Data items —
____________
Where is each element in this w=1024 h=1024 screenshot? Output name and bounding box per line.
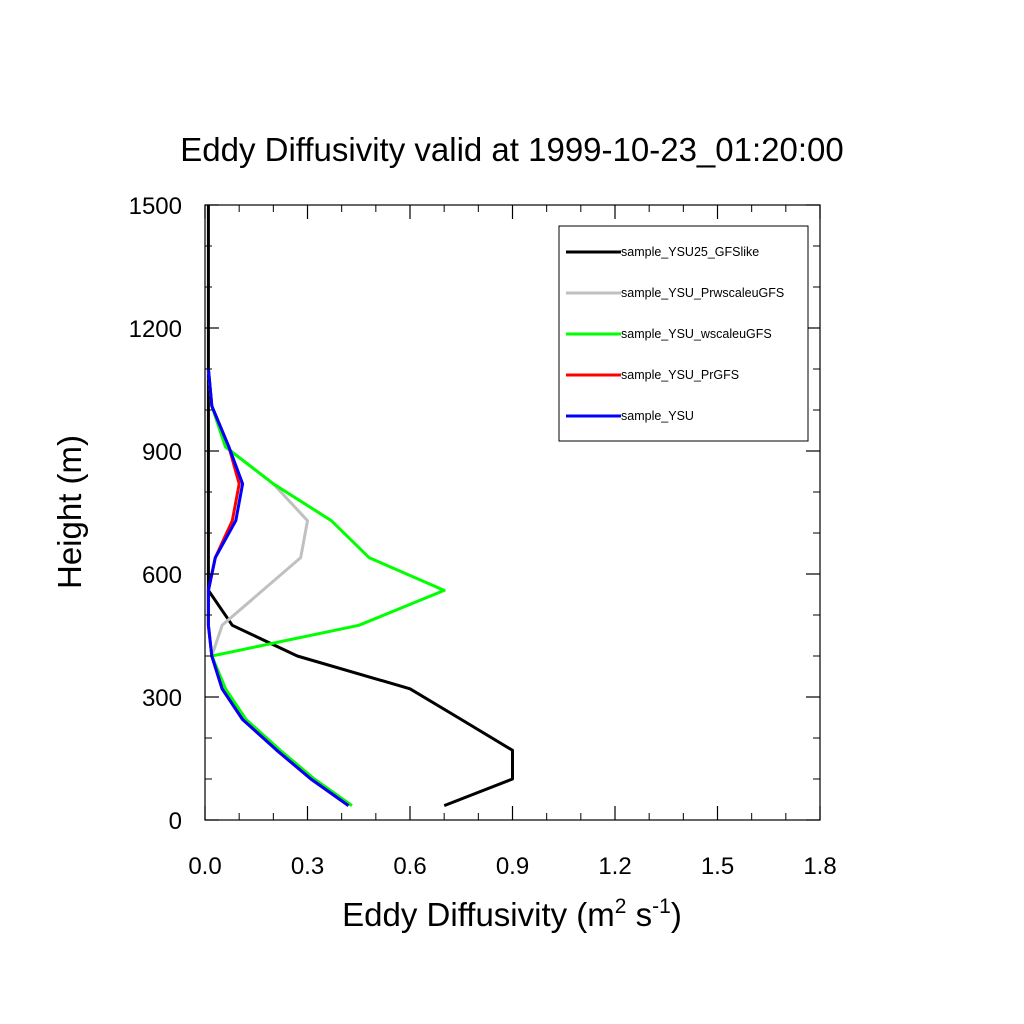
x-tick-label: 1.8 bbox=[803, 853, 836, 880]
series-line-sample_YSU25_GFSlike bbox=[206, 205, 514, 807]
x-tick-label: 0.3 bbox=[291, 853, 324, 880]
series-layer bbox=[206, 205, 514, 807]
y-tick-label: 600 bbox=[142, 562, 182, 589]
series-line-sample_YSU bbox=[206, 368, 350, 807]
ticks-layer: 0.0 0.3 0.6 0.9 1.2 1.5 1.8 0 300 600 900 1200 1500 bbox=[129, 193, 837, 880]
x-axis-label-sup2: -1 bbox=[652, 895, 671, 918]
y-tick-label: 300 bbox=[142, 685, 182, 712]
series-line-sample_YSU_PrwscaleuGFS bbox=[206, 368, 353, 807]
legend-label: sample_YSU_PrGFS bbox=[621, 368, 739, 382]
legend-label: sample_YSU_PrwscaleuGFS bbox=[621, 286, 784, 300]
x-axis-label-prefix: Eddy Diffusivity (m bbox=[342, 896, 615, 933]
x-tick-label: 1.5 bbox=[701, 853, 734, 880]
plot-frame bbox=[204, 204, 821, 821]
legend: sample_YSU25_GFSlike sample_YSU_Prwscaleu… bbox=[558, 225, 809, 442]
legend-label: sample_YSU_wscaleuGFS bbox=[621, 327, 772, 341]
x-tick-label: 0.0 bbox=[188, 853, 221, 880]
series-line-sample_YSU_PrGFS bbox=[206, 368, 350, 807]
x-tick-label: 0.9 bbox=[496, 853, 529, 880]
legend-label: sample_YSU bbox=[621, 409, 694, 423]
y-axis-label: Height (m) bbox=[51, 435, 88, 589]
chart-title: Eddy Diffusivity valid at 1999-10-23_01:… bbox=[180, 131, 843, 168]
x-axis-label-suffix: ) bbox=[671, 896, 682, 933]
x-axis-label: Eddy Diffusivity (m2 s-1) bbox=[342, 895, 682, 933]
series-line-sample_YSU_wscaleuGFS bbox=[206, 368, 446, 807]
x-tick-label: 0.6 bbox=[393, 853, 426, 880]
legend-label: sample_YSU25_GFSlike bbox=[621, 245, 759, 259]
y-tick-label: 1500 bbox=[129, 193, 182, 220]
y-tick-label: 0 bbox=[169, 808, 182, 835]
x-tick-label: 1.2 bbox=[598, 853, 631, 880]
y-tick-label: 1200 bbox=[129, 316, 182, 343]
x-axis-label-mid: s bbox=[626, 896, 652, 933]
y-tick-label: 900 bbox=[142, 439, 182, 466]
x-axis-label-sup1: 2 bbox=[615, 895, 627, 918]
____________
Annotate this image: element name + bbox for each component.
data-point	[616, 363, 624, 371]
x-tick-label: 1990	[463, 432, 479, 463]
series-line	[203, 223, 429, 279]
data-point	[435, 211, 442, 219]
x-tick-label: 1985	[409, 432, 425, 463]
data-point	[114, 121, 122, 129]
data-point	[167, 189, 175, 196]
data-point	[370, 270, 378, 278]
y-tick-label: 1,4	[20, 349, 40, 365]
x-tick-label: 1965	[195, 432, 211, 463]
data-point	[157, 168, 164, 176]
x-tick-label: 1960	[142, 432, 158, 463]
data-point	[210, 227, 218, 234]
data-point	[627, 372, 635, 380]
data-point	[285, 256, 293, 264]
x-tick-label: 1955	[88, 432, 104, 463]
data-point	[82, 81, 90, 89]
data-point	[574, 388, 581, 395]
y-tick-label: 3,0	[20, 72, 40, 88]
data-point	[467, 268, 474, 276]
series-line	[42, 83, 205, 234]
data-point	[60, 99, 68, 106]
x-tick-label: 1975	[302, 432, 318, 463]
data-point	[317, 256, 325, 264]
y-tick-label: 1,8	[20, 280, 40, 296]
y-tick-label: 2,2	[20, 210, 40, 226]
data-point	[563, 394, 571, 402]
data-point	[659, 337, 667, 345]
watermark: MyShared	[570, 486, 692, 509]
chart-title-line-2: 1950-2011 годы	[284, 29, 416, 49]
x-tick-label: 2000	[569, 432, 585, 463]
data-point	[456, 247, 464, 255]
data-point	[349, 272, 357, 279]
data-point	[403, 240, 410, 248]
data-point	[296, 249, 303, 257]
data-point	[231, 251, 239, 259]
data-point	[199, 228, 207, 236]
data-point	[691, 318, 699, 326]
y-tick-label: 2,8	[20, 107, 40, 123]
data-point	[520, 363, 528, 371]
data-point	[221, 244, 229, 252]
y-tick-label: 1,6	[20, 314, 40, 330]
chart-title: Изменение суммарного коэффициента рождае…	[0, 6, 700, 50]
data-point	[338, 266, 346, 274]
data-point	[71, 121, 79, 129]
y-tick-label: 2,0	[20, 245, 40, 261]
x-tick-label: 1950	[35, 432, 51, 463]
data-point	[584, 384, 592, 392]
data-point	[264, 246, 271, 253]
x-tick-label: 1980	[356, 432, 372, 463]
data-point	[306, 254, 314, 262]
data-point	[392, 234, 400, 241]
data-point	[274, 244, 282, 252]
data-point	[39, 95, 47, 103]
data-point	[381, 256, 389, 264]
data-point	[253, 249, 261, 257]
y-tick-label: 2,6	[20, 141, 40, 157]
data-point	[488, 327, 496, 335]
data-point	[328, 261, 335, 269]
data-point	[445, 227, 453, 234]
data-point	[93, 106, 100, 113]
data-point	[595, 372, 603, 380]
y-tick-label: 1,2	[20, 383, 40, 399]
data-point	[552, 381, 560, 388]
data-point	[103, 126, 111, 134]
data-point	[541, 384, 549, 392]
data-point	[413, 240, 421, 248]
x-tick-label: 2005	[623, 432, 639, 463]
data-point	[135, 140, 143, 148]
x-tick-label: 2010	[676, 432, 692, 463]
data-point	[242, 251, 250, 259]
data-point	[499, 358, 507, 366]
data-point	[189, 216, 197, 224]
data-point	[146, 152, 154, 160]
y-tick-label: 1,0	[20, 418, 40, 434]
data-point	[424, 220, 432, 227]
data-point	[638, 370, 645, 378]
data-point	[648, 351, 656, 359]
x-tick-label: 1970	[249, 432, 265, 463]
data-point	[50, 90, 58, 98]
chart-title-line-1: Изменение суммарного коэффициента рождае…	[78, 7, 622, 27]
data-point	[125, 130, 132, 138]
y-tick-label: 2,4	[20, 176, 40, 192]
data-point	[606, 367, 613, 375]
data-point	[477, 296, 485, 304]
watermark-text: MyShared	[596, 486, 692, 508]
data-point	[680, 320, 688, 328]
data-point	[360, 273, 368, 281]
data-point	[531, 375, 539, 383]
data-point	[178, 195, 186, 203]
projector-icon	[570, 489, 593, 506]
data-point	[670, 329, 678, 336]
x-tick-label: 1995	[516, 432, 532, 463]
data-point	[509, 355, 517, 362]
____________
INSTRUCTION — Edit the records from the line containing "Annotate this image: element" through the line containing "486, 692, 509]", replacing every "series-line" with "trend-line" and changing nothing else.

CORRECT RESULT —
Annotate this image: element name + bbox for each component.
data-point	[616, 363, 624, 371]
x-tick-label: 1990	[463, 432, 479, 463]
trend-line	[203, 223, 429, 279]
data-point	[435, 211, 442, 219]
x-tick-label: 1985	[409, 432, 425, 463]
data-point	[114, 121, 122, 129]
data-point	[167, 189, 175, 196]
data-point	[370, 270, 378, 278]
y-tick-label: 1,4	[20, 349, 40, 365]
x-tick-label: 1965	[195, 432, 211, 463]
data-point	[157, 168, 164, 176]
x-tick-label: 1960	[142, 432, 158, 463]
data-point	[210, 227, 218, 234]
data-point	[627, 372, 635, 380]
data-point	[285, 256, 293, 264]
x-tick-label: 1955	[88, 432, 104, 463]
data-point	[82, 81, 90, 89]
data-point	[574, 388, 581, 395]
y-tick-label: 3,0	[20, 72, 40, 88]
data-point	[467, 268, 474, 276]
trend-line	[42, 83, 205, 234]
data-point	[60, 99, 68, 106]
x-tick-label: 1975	[302, 432, 318, 463]
data-point	[317, 256, 325, 264]
y-tick-label: 1,8	[20, 280, 40, 296]
y-tick-label: 2,2	[20, 210, 40, 226]
data-point	[563, 394, 571, 402]
data-point	[659, 337, 667, 345]
watermark: MyShared	[570, 486, 692, 509]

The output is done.